Goal of the exercise: Can you print the data exactly and leave out each image?

>> start Dataset entries

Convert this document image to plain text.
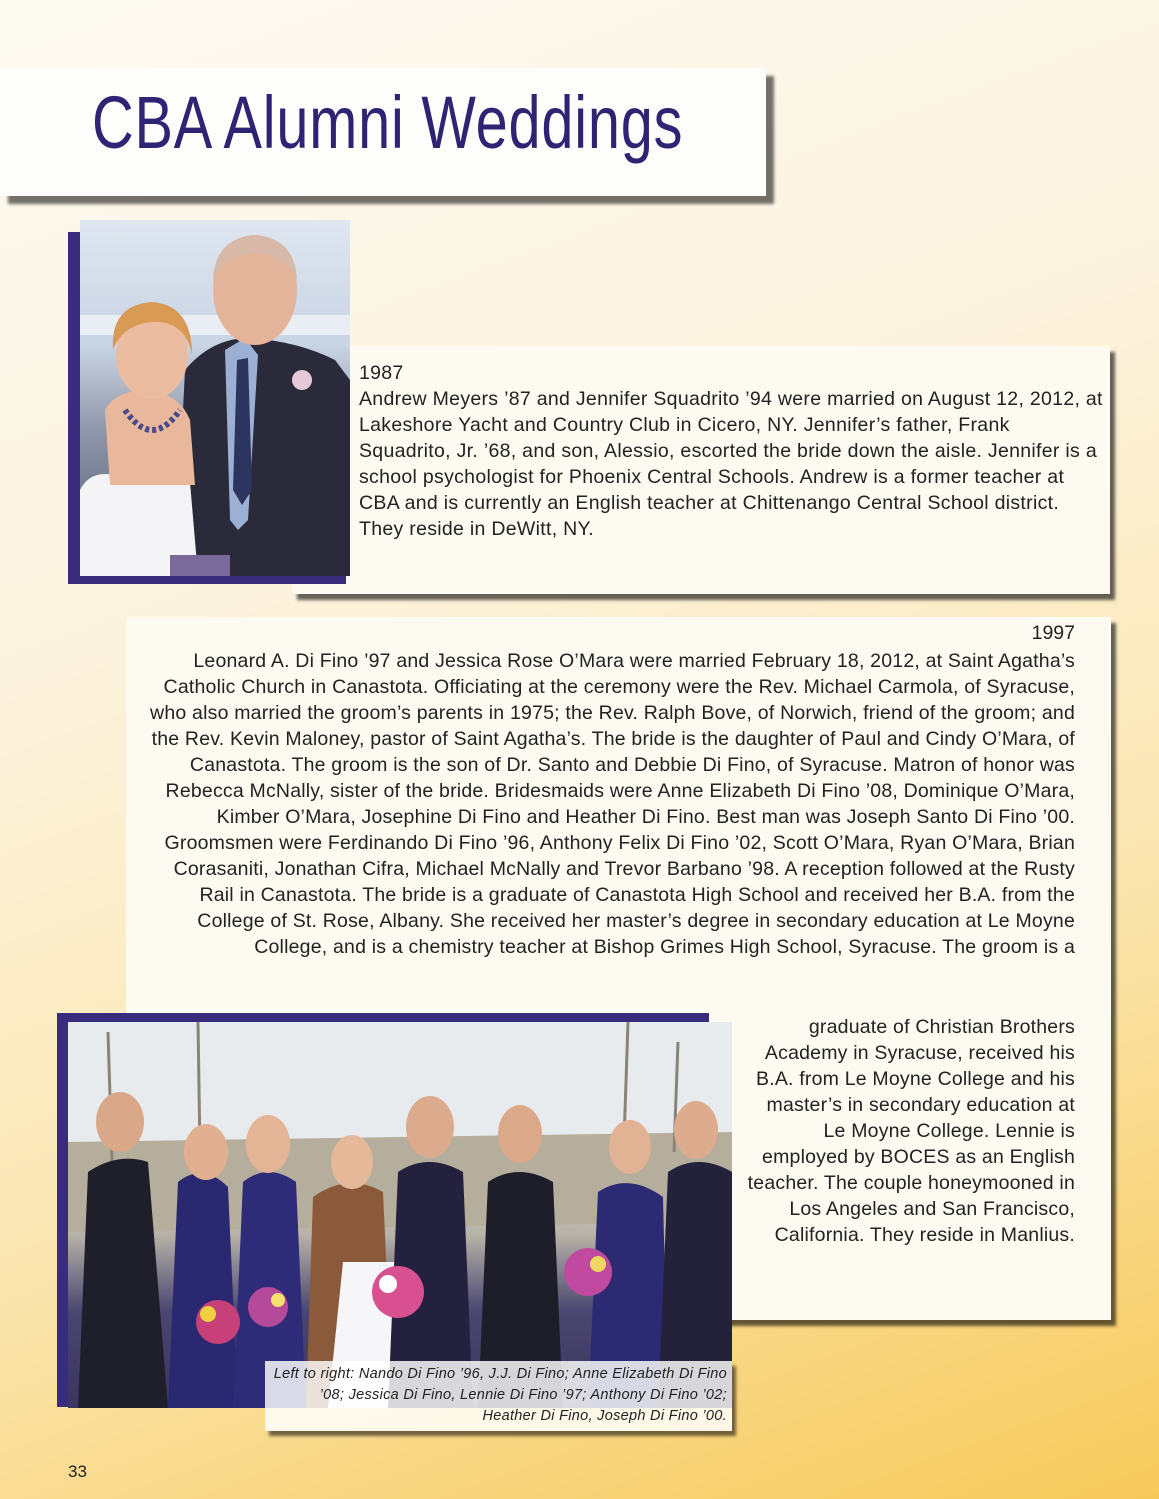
CBA Alumni Weddings

1987

Andrew Meyers ’87 and Jennifer Squadrito ’94 were married on August 12, 2012, at Lakeshore Yacht and Country Club in Cicero, NY. Jennifer’s father, Frank Squadrito, Jr. ’68, and son, Alessio, escorted the bride down the aisle. Jennifer is a school psychologist for Phoenix Central Schools. Andrew is a former teacher at CBA and is currently an English teacher at Chittenango Central School district. They reside in DeWitt, NY.

1997

Leonard A. Di Fino ’97 and Jessica Rose O’Mara were married February 18, 2012, at Saint Agatha’s Catholic Church in Canastota. Officiating at the ceremony were the Rev. Michael Carmola, of Syracuse, who also married the groom’s parents in 1975; the Rev. Ralph Bove, of Norwich, friend of the groom; and the Rev. Kevin Maloney, pastor of Saint Agatha’s. The bride is the daughter of Paul and Cindy O’Mara, of Canastota. The groom is the son of Dr. Santo and Debbie Di Fino, of Syracuse. Matron of honor was Rebecca McNally, sister of the bride. Bridesmaids were Anne Elizabeth Di Fino ’08, Dominique O’Mara, Kimber O’Mara, Josephine Di Fino and Heather Di Fino. Best man was Joseph Santo Di Fino ’00. Groomsmen were Ferdinando Di Fino ’96, Anthony Felix Di Fino ’02, Scott O’Mara, Ryan O’Mara, Brian Corasaniti, Jonathan Cifra, Michael McNally and Trevor Barbano ’98. A reception followed at the Rusty Rail in Canastota. The bride is a graduate of Canastota High School and received her B.A. from the College of St. Rose, Albany. She received her master’s degree in secondary education at Le Moyne College, and is a chemistry teacher at Bishop Grimes High School, Syracuse. The groom is a

graduate of Christian Brothers Academy in Syracuse, received his B.A. from Le Moyne College and his master’s in secondary education at Le Moyne College. Lennie is employed by BOCES as an English teacher. The couple honeymooned in Los Angeles and San Francisco, California. They reside in Manlius.

Left to right: Nando Di Fino ’96, J.J. Di Fino; Anne Elizabeth Di Fino ’08; Jessica Di Fino, Lennie Di Fino ’97; Anthony Di Fino ’02; Heather Di Fino, Joseph Di Fino ’00.
33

>> end Dataset entries

Exercise response:
Convert this document image to plain text.
CBA Alumni Weddings

1987

Andrew Meyers ’87 and Jennifer Squadrito ’94 were married on August 12, 2012, at Lakeshore Yacht and Country Club in Cicero, NY. Jennifer’s father, Frank Squadrito, Jr. ’68, and son, Alessio, escorted the bride down the aisle. Jennifer is a school psychologist for Phoenix Central Schools. Andrew is a former teacher at CBA and is currently an English teacher at Chittenango Central School district. They reside in DeWitt, NY.

1997

Leonard A. Di Fino ’97 and Jessica Rose O’Mara were married February 18, 2012, at Saint Agatha’s Catholic Church in Canastota. Officiating at the ceremony were the Rev. Michael Carmola, of Syracuse, who also married the groom’s parents in 1975; the Rev. Ralph Bove, of Norwich, friend of the groom; and the Rev. Kevin Maloney, pastor of Saint Agatha’s. The bride is the daughter of Paul and Cindy O’Mara, of Canastota. The groom is the son of Dr. Santo and Debbie Di Fino, of Syracuse. Matron of honor was Rebecca McNally, sister of the bride. Bridesmaids were Anne Elizabeth Di Fino ’08, Dominique O’Mara, Kimber O’Mara, Josephine Di Fino and Heather Di Fino. Best man was Joseph Santo Di Fino ’00. Groomsmen were Ferdinando Di Fino ’96, Anthony Felix Di Fino ’02, Scott O’Mara, Ryan O’Mara, Brian Corasaniti, Jonathan Cifra, Michael McNally and Trevor Barbano ’98. A reception followed at the Rusty Rail in Canastota. The bride is a graduate of Canastota High School and received her B.A. from the College of St. Rose, Albany. She received her master’s degree in secondary education at Le Moyne College, and is a chemistry teacher at Bishop Grimes High School, Syracuse. The groom is a

graduate of Christian Brothers Academy in Syracuse, received his B.A. from Le Moyne College and his master’s in secondary education at Le Moyne College. Lennie is employed by BOCES as an English teacher. The couple honeymooned in Los Angeles and San Francisco, California. They reside in Manlius.

Left to right: Nando Di Fino ’96, J.J. Di Fino; Anne Elizabeth Di Fino ’08; Jessica Di Fino, Lennie Di Fino ’97; Anthony Di Fino ’02; Heather Di Fino, Joseph Di Fino ’00.
33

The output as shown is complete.